## DOCUMENT TEXT
>>>>
PLGA nanoparticles in the presence of HbPG were prepared by a nanoprecipitation method described previously.^13–15 Briefly, PLGA was dissolved in acetone and added in a controlled way to aqueous solution of the alkyl-HBPG stabilizer. The resulting sol was purified by dialysis and repeated centrifugation to remove the excess of the dissolved components.

The atomic force microscopy (AFM) images of PLGA/alkyl-HbPG NPs show spherical particles with smooth surface and narrow size distribution (Fig. 2). The average hydrodynamic size and polydispersity (PD) of the PLGA NPs were determined by DLS. It was found that the alkyl-HbPG stabilizer has some influence on the size of PLGA nanoparticles in comparison with the previously used Pluronics.¹⁴ The average hydrodynamic diameter of the NPs stabilized by alkyl-HbPG was in the range of 110–120 nm with a PD of less than 0.1 in contrast to the size of 140–155 nm with similar polydispersity obtained for NPs using Pluronic127. The thickness of the adsorption layer of alkyl-HbPG is supposed to be thin, hence no effect of the applied concentration on the size was detectable.

Fig. 2 AFM image of PLGA nanoparticles formed with the application of alkyl-HbPG stabilizer.

The advantage of the surface modification by the alkyl-HbPG polymers is the improvement of surface hydrophilicity and biocompatibility of PLGA and the protection of the sol against aggregation. Therefore, in addition to the characterization of the particle size, the zeta-potential and colloidal stability were also investigated as a function of the concentration of alkyl-HbPGs. The measurements of the electrophoretic mobility of nanoparticles in aqueous salt solution (2 mM NaCl) were carried out by means of a Malvern Zetasizer 4 apparatus.¹⁵ Zeta-potential of the nanoparticles as an indication of the composition of the particle surface was calculated by using the Smoluchowski approximation. The obtained values for C18-HbPG stabilized PLGA NP are displayed as a function of concentration in comparison with Pluronic stabilized particles in Fig. 3.

Fig. 3 Zeta-potential of PLGA nanoparticles stabilized by C18-HbPG in comparison with Pluronic127 stabilized PLGA as a function of polymer concentration.
<<<<
## DIRECTIONS
1/ Which measurement values in the nanoparticle text are given with a unit? List each one.
2/ Can you express the part of the records that opens with the line containing "right-column: Use the" and closes with the line containing "note-block: While you" as a JSON list of strings, one string per line, with blank lines left out?
The nanoparticle text and the records after it come from separate sources.

## SUPPLIED DATA
>>>>
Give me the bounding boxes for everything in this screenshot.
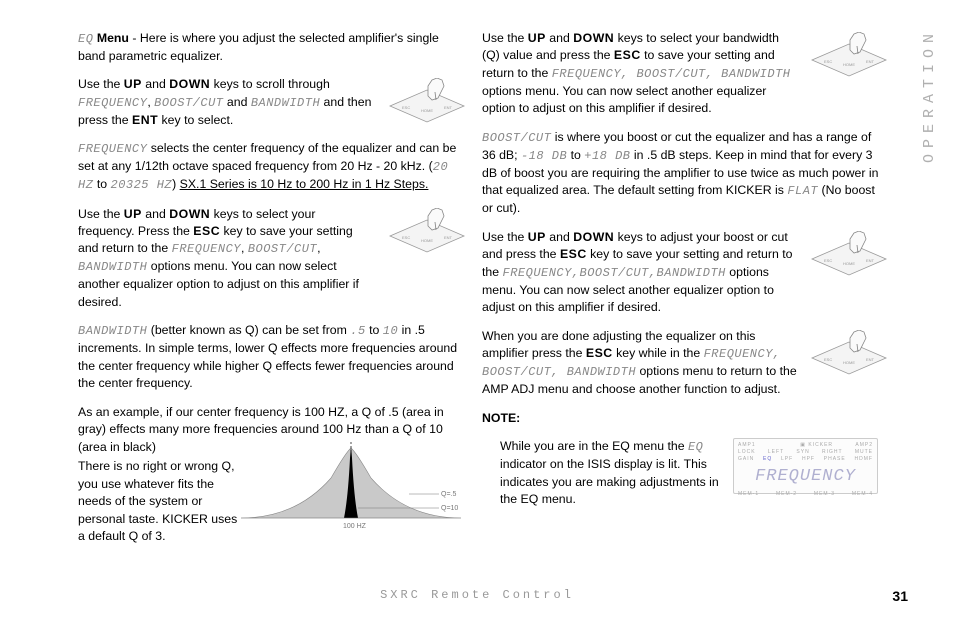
right-column: Use the UP and DOWN keys to select your … — [482, 30, 882, 545]
p-boostcut-desc: BOOST/CUT is where you boost or cut the … — [482, 129, 882, 218]
display-main-text: FREQUENCY — [738, 465, 873, 489]
hand-remote-icon — [810, 231, 888, 277]
note-block: While you are in the EQ menu the EQ indi… — [500, 438, 882, 508]
isis-display: AMP1▣ KICKERAMP2 LOCKLEFTSYNRIGHTMUTE GA… — [733, 438, 878, 494]
seg-eq: EQ — [78, 32, 93, 46]
q-curve-chart: Q=.5 Q=10 100 HZ — [236, 438, 466, 533]
footer-title: SXRC Remote Control — [0, 588, 954, 602]
hand-remote-icon — [810, 32, 888, 78]
p-boostcut-adjust: Use the UP and DOWN keys to adjust your … — [482, 229, 882, 317]
p-menu: EQ Menu - Here is where you adjust the s… — [78, 30, 460, 65]
svg-text:Q=.5: Q=.5 — [441, 491, 456, 498]
hand-remote-icon — [810, 330, 888, 376]
p-bandwidth-select: Use the UP and DOWN keys to select your … — [482, 30, 882, 118]
p-done: When you are done adjusting the equalize… — [482, 328, 882, 399]
p-scroll: Use the UP and DOWN keys to scroll throu… — [78, 76, 460, 129]
svg-text:Q=10: Q=10 — [441, 505, 458, 512]
p-select-freq: Use the UP and DOWN keys to select your … — [78, 206, 460, 312]
note-heading: NOTE: — [482, 410, 882, 427]
hand-remote-icon — [388, 208, 466, 254]
key-up: UP — [124, 77, 142, 91]
key-ent: ENT — [132, 113, 158, 127]
q-example-block: As an example, if our center frequency i… — [78, 404, 460, 546]
key-down: DOWN — [169, 77, 210, 91]
key-esc: ESC — [193, 224, 220, 238]
p-freq-desc: FREQUENCY selects the center frequency o… — [78, 140, 460, 194]
svg-text:100 HZ: 100 HZ — [343, 523, 367, 530]
left-column: EQ Menu - Here is where you adjust the s… — [60, 30, 460, 545]
p-bandwidth: BANDWIDTH (better known as Q) can be set… — [78, 322, 460, 392]
hand-remote-icon — [388, 78, 466, 124]
page-number: 31 — [892, 588, 908, 604]
side-tab: Operation — [918, 30, 940, 160]
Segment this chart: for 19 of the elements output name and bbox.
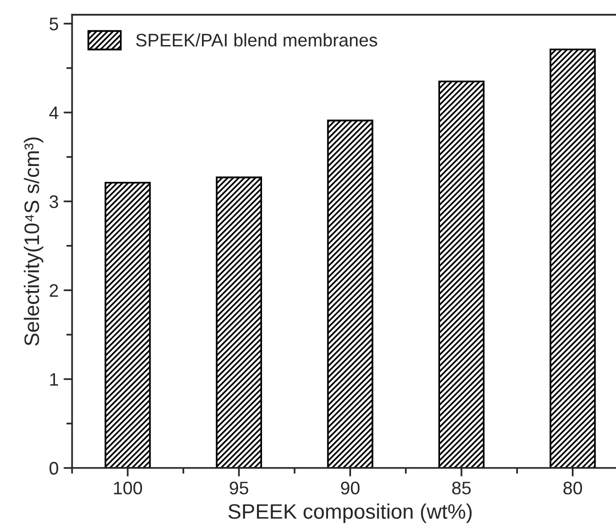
x-tick-label: 85 bbox=[452, 482, 471, 494]
y-tick-label: 3 bbox=[50, 195, 58, 208]
y-tick-label: 5 bbox=[50, 18, 58, 30]
legend-label: SPEEK/PAI blend membranes bbox=[136, 33, 378, 47]
x-tick-label: 80 bbox=[563, 482, 582, 494]
bar bbox=[327, 120, 374, 468]
x-axis-title: SPEEK composition (wt%) bbox=[228, 504, 472, 523]
y-tick-label: 4 bbox=[49, 106, 58, 120]
bar bbox=[216, 176, 262, 468]
x-tick-label: 100 bbox=[114, 482, 142, 494]
y-axis-title: Selectivity(10⁴S s/cm³) bbox=[24, 137, 44, 346]
x-tick-label: 90 bbox=[341, 482, 360, 494]
y-tick-label: 2 bbox=[50, 284, 58, 297]
bar bbox=[104, 182, 151, 468]
bar bbox=[550, 48, 596, 468]
x-tick-label: 95 bbox=[230, 482, 248, 494]
y-tick-label: 1 bbox=[50, 373, 58, 386]
bar bbox=[438, 80, 485, 468]
y-tick-label: 0 bbox=[50, 462, 58, 475]
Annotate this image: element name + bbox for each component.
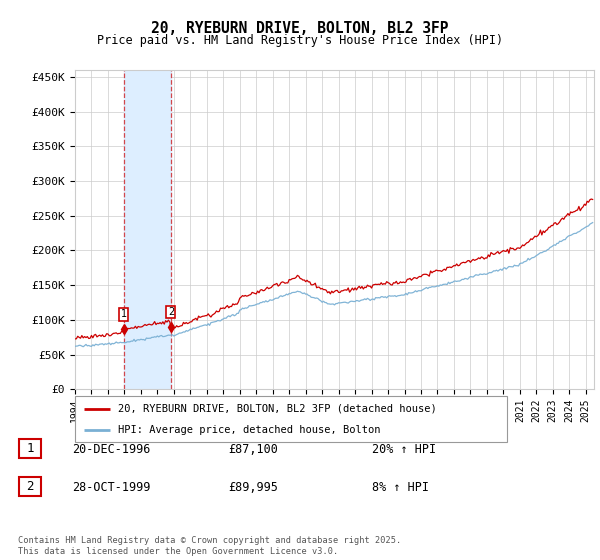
FancyBboxPatch shape bbox=[19, 477, 41, 496]
Text: 28-OCT-1999: 28-OCT-1999 bbox=[72, 480, 151, 494]
Text: 20-DEC-1996: 20-DEC-1996 bbox=[72, 442, 151, 456]
Text: £89,995: £89,995 bbox=[228, 480, 278, 494]
Text: 1: 1 bbox=[26, 442, 34, 455]
Text: £87,100: £87,100 bbox=[228, 442, 278, 456]
Text: 20% ↑ HPI: 20% ↑ HPI bbox=[372, 442, 436, 456]
Text: 1: 1 bbox=[121, 309, 127, 319]
FancyBboxPatch shape bbox=[75, 396, 507, 442]
Text: HPI: Average price, detached house, Bolton: HPI: Average price, detached house, Bolt… bbox=[118, 425, 381, 435]
Text: 8% ↑ HPI: 8% ↑ HPI bbox=[372, 480, 429, 494]
Text: 20, RYEBURN DRIVE, BOLTON, BL2 3FP (detached house): 20, RYEBURN DRIVE, BOLTON, BL2 3FP (deta… bbox=[118, 404, 437, 414]
FancyBboxPatch shape bbox=[19, 439, 41, 458]
Text: Contains HM Land Registry data © Crown copyright and database right 2025.
This d: Contains HM Land Registry data © Crown c… bbox=[18, 536, 401, 556]
Bar bbox=[124, 70, 171, 389]
Text: 20, RYEBURN DRIVE, BOLTON, BL2 3FP: 20, RYEBURN DRIVE, BOLTON, BL2 3FP bbox=[151, 21, 449, 36]
Text: 2: 2 bbox=[168, 307, 174, 317]
Text: 2: 2 bbox=[26, 480, 34, 493]
Text: Price paid vs. HM Land Registry's House Price Index (HPI): Price paid vs. HM Land Registry's House … bbox=[97, 34, 503, 46]
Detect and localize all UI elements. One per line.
<<<<
## FINAL RESULTS
1/
- 110–120 nm
- 140–155 nm
- 2 mM (NaCl)

2/
[
  "right-column: Use the UP and DOWN keys to select your … — [482, 30, 882, 545]",
  "p-boostcut-desc: BOOST/CUT is where you boost or cut the … — [482, 129, 882, 218]",
  "display-main-text: FREQUENCY — [738, 465, 873, 489]",
  "hand-remote-icon — [810, 231, 888, 277]",
  "note-block: While you are in the EQ menu the EQ indi… — [500, 438, 882, 508]"
]